[Figure contents as structured data]
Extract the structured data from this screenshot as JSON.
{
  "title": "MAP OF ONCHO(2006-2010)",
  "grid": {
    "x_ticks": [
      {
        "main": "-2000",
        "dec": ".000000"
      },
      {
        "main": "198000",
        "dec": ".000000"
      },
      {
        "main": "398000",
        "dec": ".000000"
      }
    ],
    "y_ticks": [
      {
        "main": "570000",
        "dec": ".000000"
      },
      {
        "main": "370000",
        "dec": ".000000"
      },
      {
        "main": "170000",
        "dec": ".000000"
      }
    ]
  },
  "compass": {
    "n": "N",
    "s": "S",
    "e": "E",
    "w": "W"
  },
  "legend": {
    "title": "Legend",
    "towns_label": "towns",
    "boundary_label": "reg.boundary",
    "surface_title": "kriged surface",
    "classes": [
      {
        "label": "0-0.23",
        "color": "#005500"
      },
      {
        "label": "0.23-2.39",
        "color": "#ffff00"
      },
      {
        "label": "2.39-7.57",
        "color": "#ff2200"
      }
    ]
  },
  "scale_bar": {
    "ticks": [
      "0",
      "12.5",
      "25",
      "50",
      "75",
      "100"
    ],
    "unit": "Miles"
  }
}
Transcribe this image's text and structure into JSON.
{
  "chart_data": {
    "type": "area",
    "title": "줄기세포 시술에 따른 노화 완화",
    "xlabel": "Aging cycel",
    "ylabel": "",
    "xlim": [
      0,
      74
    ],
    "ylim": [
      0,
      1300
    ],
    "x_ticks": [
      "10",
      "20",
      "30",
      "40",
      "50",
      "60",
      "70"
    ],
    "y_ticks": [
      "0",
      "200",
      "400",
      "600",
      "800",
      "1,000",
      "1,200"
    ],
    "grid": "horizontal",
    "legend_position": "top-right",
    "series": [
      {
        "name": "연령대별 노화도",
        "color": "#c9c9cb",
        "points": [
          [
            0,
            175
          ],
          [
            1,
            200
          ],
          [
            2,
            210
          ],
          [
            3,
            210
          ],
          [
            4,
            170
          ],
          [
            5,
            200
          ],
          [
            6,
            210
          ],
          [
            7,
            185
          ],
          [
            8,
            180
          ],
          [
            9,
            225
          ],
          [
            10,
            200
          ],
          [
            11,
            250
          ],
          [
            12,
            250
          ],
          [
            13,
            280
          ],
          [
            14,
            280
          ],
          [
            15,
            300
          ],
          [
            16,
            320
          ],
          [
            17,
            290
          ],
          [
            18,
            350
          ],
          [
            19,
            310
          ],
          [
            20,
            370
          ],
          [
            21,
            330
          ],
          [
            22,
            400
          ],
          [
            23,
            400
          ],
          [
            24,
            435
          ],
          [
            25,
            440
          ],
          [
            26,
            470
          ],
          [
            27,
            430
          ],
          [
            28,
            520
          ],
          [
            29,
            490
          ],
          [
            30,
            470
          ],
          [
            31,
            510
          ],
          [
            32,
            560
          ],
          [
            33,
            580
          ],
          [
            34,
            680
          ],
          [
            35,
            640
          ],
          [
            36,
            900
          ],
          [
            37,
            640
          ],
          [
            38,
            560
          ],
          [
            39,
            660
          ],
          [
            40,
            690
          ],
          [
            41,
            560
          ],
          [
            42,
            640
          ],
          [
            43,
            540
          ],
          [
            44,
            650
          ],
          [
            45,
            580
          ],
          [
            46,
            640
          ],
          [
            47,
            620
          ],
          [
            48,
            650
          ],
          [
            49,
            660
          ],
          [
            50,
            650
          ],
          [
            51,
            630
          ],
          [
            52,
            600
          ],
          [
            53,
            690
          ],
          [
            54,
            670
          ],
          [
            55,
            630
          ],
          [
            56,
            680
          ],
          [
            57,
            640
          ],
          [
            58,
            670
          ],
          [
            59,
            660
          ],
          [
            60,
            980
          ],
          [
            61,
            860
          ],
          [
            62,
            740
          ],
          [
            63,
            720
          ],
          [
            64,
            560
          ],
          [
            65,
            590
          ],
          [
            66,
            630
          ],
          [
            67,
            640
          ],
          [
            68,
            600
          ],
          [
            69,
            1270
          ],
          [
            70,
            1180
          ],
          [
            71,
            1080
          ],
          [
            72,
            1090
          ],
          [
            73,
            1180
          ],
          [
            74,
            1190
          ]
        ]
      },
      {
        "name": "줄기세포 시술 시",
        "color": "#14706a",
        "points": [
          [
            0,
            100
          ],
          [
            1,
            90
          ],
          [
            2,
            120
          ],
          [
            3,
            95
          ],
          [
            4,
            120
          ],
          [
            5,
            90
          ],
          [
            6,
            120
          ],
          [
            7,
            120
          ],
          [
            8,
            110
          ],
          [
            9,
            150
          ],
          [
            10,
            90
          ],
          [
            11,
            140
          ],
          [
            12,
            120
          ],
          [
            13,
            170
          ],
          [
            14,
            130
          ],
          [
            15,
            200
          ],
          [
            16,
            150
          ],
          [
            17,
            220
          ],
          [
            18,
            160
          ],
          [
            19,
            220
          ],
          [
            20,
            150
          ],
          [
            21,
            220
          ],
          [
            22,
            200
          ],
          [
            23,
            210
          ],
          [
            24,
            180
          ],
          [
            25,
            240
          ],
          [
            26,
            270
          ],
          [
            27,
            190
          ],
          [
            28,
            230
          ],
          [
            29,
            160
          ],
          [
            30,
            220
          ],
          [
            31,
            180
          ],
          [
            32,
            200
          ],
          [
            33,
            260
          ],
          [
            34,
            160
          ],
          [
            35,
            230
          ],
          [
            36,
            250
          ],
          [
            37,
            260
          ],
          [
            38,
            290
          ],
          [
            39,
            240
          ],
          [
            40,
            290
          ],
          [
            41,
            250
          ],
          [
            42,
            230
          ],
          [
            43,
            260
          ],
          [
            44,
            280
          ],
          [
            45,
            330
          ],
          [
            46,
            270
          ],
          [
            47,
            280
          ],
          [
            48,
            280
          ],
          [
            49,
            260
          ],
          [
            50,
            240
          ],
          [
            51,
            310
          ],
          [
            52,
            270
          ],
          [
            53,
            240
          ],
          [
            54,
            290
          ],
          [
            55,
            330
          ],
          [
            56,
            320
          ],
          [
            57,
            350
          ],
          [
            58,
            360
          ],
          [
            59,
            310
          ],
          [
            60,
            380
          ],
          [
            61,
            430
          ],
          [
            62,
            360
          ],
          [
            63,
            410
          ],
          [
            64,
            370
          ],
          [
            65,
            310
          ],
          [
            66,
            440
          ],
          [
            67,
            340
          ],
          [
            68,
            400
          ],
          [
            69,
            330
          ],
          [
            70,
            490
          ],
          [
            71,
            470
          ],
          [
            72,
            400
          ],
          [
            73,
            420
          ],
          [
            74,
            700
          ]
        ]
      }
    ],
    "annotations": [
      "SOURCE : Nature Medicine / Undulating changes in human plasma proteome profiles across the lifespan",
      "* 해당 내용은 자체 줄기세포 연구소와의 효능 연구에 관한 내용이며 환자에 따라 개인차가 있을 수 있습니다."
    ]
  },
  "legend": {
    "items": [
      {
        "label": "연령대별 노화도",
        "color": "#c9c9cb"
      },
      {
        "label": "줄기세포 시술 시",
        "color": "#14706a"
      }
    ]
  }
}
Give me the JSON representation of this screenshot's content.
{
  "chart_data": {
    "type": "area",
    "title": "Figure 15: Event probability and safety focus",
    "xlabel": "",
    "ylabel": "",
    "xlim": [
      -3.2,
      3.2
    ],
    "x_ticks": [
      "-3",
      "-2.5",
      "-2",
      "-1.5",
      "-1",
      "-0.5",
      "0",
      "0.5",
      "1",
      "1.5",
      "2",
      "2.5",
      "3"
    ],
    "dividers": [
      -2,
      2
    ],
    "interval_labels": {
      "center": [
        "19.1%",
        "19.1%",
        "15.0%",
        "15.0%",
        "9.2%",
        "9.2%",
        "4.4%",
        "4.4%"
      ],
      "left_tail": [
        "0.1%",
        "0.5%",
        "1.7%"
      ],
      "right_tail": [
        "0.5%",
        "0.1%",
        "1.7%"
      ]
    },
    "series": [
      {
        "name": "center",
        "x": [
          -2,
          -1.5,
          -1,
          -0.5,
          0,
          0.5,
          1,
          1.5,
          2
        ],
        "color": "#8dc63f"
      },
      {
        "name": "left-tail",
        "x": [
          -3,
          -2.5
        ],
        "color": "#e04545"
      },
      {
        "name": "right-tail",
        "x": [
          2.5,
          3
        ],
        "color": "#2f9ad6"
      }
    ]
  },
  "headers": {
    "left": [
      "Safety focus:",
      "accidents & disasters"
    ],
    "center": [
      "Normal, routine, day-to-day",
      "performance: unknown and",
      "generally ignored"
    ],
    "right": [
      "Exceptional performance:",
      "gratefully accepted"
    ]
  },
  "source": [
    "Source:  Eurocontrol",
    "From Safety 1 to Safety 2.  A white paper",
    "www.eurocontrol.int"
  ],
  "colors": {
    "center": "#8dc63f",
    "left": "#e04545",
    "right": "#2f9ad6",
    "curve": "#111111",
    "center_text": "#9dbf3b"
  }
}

WHAT TO WORK ON:
Report how many lines of the entries hold the string "screenshot". Provide the number alone.

RESPONSE:
2